# PROBLEM REQUIREMENTS
Collect the lines of the entries where "color" shows up.

# EXTRACTED INFORMATION
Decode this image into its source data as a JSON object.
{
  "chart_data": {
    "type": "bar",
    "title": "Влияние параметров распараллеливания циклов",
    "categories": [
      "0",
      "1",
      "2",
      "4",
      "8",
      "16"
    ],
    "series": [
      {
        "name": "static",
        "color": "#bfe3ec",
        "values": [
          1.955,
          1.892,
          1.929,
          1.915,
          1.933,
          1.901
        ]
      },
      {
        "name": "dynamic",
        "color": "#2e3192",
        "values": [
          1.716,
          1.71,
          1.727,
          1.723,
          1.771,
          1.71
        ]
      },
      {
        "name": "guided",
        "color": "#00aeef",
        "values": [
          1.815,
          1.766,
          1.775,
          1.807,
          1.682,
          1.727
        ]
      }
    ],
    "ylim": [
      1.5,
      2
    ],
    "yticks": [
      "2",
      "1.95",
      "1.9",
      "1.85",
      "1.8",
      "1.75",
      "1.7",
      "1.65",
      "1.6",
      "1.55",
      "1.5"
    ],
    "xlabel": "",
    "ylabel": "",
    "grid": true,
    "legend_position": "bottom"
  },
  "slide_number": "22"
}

# TASK ANSWER
        "color": "#bfe3ec",
        "color": "#2e3192",
        "color": "#00aeef",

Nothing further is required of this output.